- **EXTRAIT DE PAGE**
Les députés ont définitivement voté la réforme du dialogue social le 23 juillet 2015. Les changements pou

Loi Rebsamen et l'avenir du comité d'entreprise

Le comité d’entreprise en 2016 va connaître une profonde refonte de son fonctionnement. La loi Rebsamen met fin à des avancées sociales obtenues par les syndicats depuis les lois emblématiques de l’ère Jean Auroux de 1982. Passée quasiment inaperçue dans les médias contrairement à la loi Macron qui a créé la polémique avec encore récemment 18 articles retoqués par le Conseil constitutionnel, cette loi relative au dialogue social et à l’emploi n’en est pas moins importante pour l’avenir des institutions représentatives du personnel.

- **DONNÉES AFFICHÉES**
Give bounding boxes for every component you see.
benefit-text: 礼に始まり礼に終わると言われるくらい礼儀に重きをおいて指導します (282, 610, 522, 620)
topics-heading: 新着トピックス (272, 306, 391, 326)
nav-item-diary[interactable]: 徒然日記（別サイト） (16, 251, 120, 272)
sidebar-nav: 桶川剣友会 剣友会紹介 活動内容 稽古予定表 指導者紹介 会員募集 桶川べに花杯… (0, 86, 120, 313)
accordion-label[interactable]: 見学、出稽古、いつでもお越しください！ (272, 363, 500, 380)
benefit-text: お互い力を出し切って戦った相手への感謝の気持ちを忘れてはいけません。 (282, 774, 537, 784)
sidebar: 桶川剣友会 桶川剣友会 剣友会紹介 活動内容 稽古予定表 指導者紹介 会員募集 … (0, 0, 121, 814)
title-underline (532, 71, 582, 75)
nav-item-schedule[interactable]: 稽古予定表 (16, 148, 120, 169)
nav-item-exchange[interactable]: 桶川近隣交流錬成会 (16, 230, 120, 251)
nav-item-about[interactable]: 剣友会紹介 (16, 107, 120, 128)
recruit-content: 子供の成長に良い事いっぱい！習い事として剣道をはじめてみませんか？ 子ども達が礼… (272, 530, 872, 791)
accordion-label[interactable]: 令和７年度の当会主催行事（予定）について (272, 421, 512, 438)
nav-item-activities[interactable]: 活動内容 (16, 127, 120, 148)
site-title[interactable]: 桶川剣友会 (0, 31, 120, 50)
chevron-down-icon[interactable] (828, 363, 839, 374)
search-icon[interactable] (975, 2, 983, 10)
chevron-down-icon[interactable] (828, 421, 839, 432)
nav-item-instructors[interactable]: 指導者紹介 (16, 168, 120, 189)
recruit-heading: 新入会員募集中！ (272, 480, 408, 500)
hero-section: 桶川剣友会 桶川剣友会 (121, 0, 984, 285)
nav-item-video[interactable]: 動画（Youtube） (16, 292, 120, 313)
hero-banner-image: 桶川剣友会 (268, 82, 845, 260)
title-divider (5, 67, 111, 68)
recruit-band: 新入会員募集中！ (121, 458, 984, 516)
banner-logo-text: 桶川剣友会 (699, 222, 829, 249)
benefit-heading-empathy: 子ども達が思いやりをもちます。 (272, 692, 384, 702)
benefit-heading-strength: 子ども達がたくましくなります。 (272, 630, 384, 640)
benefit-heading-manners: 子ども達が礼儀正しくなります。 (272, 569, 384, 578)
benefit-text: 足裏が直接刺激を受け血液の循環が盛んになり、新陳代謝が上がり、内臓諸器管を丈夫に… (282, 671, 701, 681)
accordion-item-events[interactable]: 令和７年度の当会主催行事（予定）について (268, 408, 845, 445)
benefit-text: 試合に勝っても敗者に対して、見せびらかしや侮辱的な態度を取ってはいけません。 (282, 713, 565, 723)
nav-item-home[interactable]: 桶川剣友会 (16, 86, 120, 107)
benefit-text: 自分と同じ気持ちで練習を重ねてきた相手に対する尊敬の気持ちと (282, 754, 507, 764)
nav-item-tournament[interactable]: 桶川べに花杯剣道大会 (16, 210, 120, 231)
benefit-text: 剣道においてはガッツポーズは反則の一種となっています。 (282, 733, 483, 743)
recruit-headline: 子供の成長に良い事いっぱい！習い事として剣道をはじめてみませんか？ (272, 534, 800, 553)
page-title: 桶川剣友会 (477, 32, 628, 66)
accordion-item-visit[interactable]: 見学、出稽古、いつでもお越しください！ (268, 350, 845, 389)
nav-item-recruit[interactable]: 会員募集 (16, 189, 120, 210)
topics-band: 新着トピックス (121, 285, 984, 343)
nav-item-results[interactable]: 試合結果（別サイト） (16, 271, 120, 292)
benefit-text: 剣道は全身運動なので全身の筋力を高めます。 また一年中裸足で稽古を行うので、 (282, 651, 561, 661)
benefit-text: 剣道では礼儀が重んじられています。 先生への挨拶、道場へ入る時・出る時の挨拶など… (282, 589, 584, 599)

- **TRAVAIL DEMANDÉ**
D'après l'extrait sur la loi Rebsamen, depuis quelles lois les syndicats avaient-ils obtenu les avancées sociales auxquelles cette loi met fin ?

- **SOLUTION**
Depuis les lois emblématiques de l'ère Jean Auroux de 1982.